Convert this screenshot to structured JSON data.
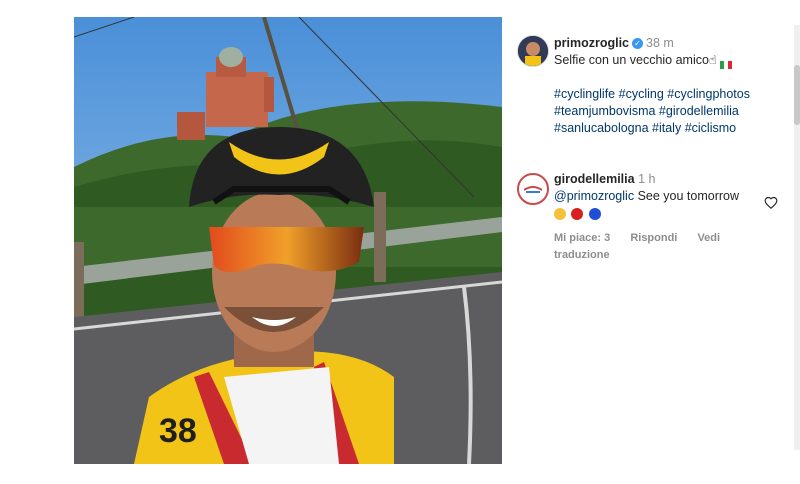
{
  "post": {
    "username": "primozroglic",
    "time": "38 m",
    "caption": "Selfie con un vecchio amico",
    "caption_emoji": "☝",
    "hashtags": [
      "#cyclinglife",
      "#cycling",
      "#cyclingphotos",
      "#teamjumbovisma",
      "#girodellemilia",
      "#sanlucabologna",
      "#italy",
      "#ciclismo"
    ]
  },
  "comment": {
    "username": "girodellemilia",
    "time": "1 h",
    "mention": "@primozroglic",
    "text": "See you tomorrow",
    "likes_label": "Mi piace: 3",
    "reply_label": "Rispondi",
    "translate_label": "Vedi traduzione"
  },
  "icons": {
    "verified": "verified-badge-icon",
    "heart": "heart-icon",
    "flag": "italy-flag-icon"
  },
  "colors": {
    "link": "#00376b",
    "verified": "#3897f0",
    "meta": "#8e8e8e"
  }
}
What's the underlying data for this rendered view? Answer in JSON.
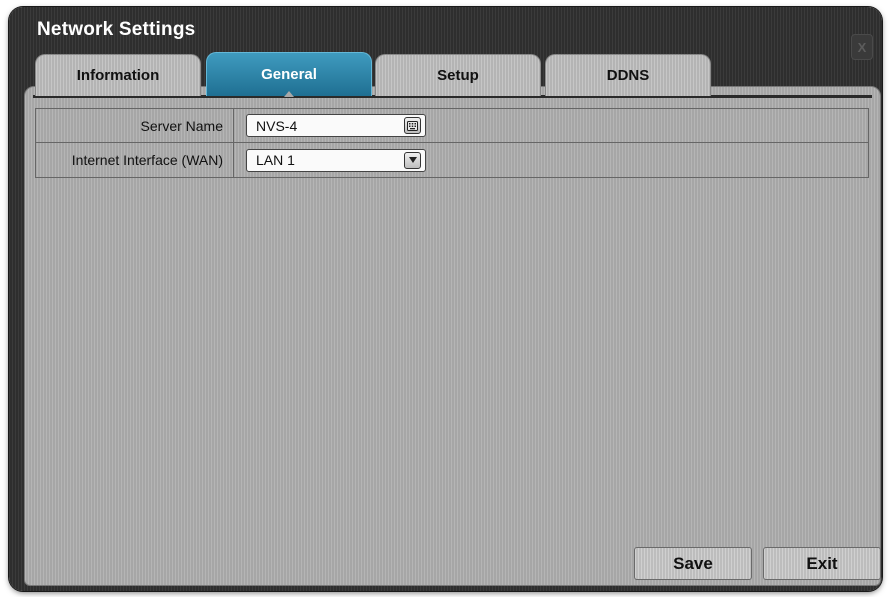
{
  "window": {
    "title": "Network Settings",
    "close_label": "X"
  },
  "tabs": [
    {
      "label": "Information",
      "active": false
    },
    {
      "label": "General",
      "active": true
    },
    {
      "label": "Setup",
      "active": false
    },
    {
      "label": "DDNS",
      "active": false
    }
  ],
  "form": {
    "server_name": {
      "label": "Server Name",
      "value": "NVS-4",
      "icon": "keyboard-icon"
    },
    "internet_interface": {
      "label": "Internet Interface (WAN)",
      "value": "LAN 1",
      "icon": "chevron-down-icon"
    }
  },
  "buttons": {
    "save": "Save",
    "exit": "Exit"
  },
  "colors": {
    "active_tab": "#2a86ab",
    "window_bg": "#333333",
    "panel_bg": "#b0b0b0"
  }
}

————————

**Problem statement:** Return the lines of the records that include the string "girodellemilia".

**Solution to this problem:**
      "#girodellemilia",
    "username": "girodellemilia",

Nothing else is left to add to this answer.